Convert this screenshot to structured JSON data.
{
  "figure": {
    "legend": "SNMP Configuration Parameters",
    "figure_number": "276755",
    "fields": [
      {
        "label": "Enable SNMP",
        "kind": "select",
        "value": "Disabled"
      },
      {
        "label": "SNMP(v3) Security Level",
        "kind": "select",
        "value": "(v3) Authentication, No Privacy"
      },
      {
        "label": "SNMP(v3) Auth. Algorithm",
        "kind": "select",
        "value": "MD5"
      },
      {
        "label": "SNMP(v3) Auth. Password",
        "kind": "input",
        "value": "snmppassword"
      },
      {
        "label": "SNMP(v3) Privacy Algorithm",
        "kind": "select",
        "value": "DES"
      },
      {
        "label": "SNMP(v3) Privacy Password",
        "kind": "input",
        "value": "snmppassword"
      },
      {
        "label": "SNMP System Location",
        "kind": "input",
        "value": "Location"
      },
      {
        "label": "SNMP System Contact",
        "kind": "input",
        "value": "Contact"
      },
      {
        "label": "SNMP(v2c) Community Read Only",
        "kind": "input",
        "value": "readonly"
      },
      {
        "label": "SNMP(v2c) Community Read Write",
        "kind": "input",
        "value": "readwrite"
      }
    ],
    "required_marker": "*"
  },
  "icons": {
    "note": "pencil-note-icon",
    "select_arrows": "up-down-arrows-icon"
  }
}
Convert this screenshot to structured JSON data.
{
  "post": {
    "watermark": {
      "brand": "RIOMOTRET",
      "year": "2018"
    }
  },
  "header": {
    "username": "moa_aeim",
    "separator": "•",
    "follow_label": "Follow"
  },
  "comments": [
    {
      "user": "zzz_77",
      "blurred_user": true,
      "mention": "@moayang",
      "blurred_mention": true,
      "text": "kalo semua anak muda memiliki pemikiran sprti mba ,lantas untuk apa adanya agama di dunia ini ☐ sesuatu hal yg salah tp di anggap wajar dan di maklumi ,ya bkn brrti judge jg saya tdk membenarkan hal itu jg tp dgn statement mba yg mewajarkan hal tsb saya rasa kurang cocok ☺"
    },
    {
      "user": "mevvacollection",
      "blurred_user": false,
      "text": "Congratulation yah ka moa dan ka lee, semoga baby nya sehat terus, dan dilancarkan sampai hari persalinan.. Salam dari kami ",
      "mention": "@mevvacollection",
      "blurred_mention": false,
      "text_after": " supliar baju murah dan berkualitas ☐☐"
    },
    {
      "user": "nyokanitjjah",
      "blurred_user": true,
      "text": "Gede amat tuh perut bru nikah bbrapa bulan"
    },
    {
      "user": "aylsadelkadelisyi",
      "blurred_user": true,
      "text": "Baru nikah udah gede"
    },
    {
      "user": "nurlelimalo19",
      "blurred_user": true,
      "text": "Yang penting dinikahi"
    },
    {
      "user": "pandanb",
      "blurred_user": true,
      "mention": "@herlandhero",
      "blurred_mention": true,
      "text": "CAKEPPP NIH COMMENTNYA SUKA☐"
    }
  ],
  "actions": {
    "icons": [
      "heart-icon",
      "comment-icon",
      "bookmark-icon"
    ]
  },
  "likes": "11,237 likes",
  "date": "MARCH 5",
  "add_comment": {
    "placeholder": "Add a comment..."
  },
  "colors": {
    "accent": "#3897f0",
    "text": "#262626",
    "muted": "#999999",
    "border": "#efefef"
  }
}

========

* Instructions to follow *
Would you restate each of the entries word for word?

* Exercise solution *
Convert this screenshot to structured JSON data.
{
  "figure": {
    "legend": "SNMP Configuration Parameters",
    "figure_number": "276755",
    "fields": [
      {
        "label": "Enable SNMP",
        "kind": "select",
        "value": "Disabled"
      },
      {
        "label": "SNMP(v3) Security Level",
        "kind": "select",
        "value": "(v3) Authentication, No Privacy"
      },
      {
        "label": "SNMP(v3) Auth. Algorithm",
        "kind": "select",
        "value": "MD5"
      },
      {
        "label": "SNMP(v3) Auth. Password",
        "kind": "input",
        "value": "snmppassword"
      },
      {
        "label": "SNMP(v3) Privacy Algorithm",
        "kind": "select",
        "value": "DES"
      },
      {
        "label": "SNMP(v3) Privacy Password",
        "kind": "input",
        "value": "snmppassword"
      },
      {
        "label": "SNMP System Location",
        "kind": "input",
        "value": "Location"
      },
      {
        "label": "SNMP System Contact",
        "kind": "input",
        "value": "Contact"
      },
      {
        "label": "SNMP(v2c) Community Read Only",
        "kind": "input",
        "value": "readonly"
      },
      {
        "label": "SNMP(v2c) Community Read Write",
        "kind": "input",
        "value": "readwrite"
      }
    ],
    "required_marker": "*"
  },
  "icons": {
    "note": "pencil-note-icon",
    "select_arrows": "up-down-arrows-icon"
  }
}
Convert this screenshot to structured JSON data.
{
  "post": {
    "watermark": {
      "brand": "RIOMOTRET",
      "year": "2018"
    }
  },
  "header": {
    "username": "moa_aeim",
    "separator": "•",
    "follow_label": "Follow"
  },
  "comments": [
    {
      "user": "zzz_77",
      "blurred_user": true,
      "mention": "@moayang",
      "blurred_mention": true,
      "text": "kalo semua anak muda memiliki pemikiran sprti mba ,lantas untuk apa adanya agama di dunia ini ☐ sesuatu hal yg salah tp di anggap wajar dan di maklumi ,ya bkn brrti judge jg saya tdk membenarkan hal itu jg tp dgn statement mba yg mewajarkan hal tsb saya rasa kurang cocok ☺"
    },
    {
      "user": "mevvacollection",
      "blurred_user": false,
      "text": "Congratulation yah ka moa dan ka lee, semoga baby nya sehat terus, dan dilancarkan sampai hari persalinan.. Salam dari kami ",
      "mention": "@mevvacollection",
      "blurred_mention": false,
      "text_after": " supliar baju murah dan berkualitas ☐☐"
    },
    {
      "user": "nyokanitjjah",
      "blurred_user": true,
      "text": "Gede amat tuh perut bru nikah bbrapa bulan"
    },
    {
      "user": "aylsadelkadelisyi",
      "blurred_user": true,
      "text": "Baru nikah udah gede"
    },
    {
      "user": "nurlelimalo19",
      "blurred_user": true,
      "text": "Yang penting dinikahi"
    },
    {
      "user": "pandanb",
      "blurred_user": true,
      "mention": "@herlandhero",
      "blurred_mention": true,
      "text": "CAKEPPP NIH COMMENTNYA SUKA☐"
    }
  ],
  "actions": {
    "icons": [
      "heart-icon",
      "comment-icon",
      "bookmark-icon"
    ]
  },
  "likes": "11,237 likes",
  "date": "MARCH 5",
  "add_comment": {
    "placeholder": "Add a comment..."
  },
  "colors": {
    "accent": "#3897f0",
    "text": "#262626",
    "muted": "#999999",
    "border": "#efefef"
  }
}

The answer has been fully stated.